[start of Document passage]

Roy Tang Yun-kwong () is a Hong Kong government official. He joined the administrative service in 1987. He served as the twelfth Commissioner of Customs and Excise of Hong Kong. He is the current Permanent Secretary for Constitutional and Mainland Affairs.

Career

1987: Civil service in Administrative Service 
In 1987, Tang joined the Administrative Service for the Government of Hong Kong.

2010: Deputy Secretary for Labour and Welfare 
In 2010, Tang was appointed Deputy Secretary for Labour and Welfare.

2011-2015: Director of Broadcasting, RTHK 
On September 9, 2011, Tang was appointed by the Hong Kong government as the Director of Broadcasting, the head of Radio Television Hong Kong (RTHK). Tang's appointment took effect on September 15, 2011. However, Tang, who was previously an administrative officer, did not have experience in the field of broadcasting at the time he was appointed. Therefore, many people, especially RTHK staff members, called into question Tang’s suitability for the role and saw Tang as the embodiment of government intervention into freedom of the press, fearing he would interfere with their editorial independence.

[end of Document passage]
[start of Supplied material]

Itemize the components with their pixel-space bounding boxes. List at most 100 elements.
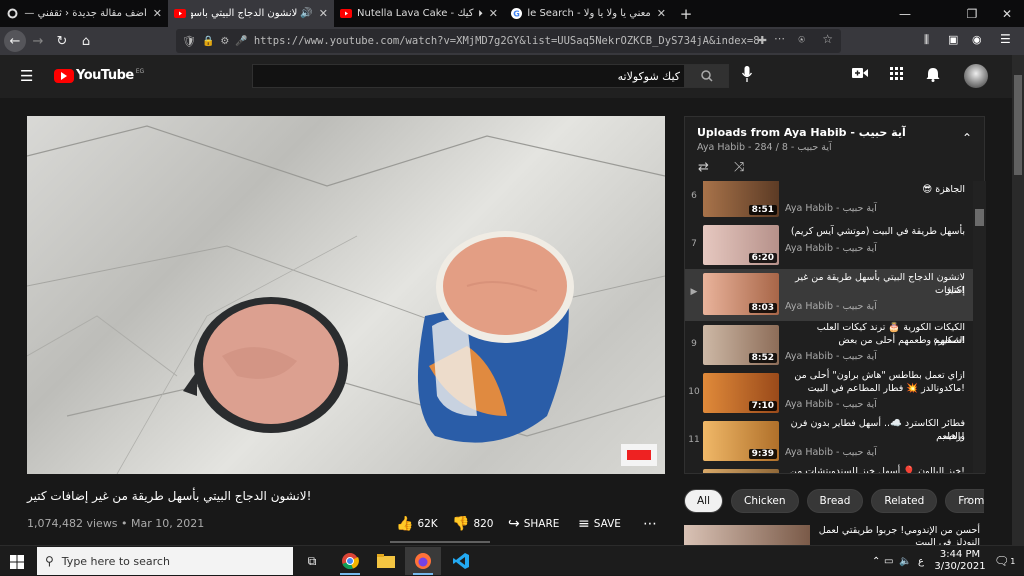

[end of Supplied material]

Problem set>
1. Do these statements agree with the Roy Tang profile? Answer yes or no for each and quote the words that decide it.
(a) Tang entered the Administrative Service in 1987.
(b) Tang's appointment as Director of Broadcasting took effect on September 9, 2011.
(c) Tang had broadcasting experience when he was named head of RTHK.
2. List every year mentioned in the Roy Tang profile.
3. Carry on the Roy Tang profile, starting after its final sentence.

Responses per task>
1.
(a) Yes: "In 1987, Tang joined the Administrative Service for the Government of Hong Kong."
(b) No: "Tang's appointment took effect on September 15, 2011."
(c) No: "did not have experience in the field of broadcasting at the time he was appointed."

2. 1987, 2010, 2011, 2015

3.
After Tang took up his broadcasting post, he was criticized for politically interfering with the affairs of the RTHK. Criticisms of Tang have continued from his initial appointment up to the present. A survey conducted by the Democratic Party in 2013 revealed that over 40% of respondents wished for Tang to step down from his position.

Besides his inexperience in broadcasting before his appointment, Tang was accused of having a dual role as he was both the chief editor of broadcasting at RTHK and an administrative officer in the government. This led to criticisms that Tang may have a pro-government stance while performing his job in RTHK.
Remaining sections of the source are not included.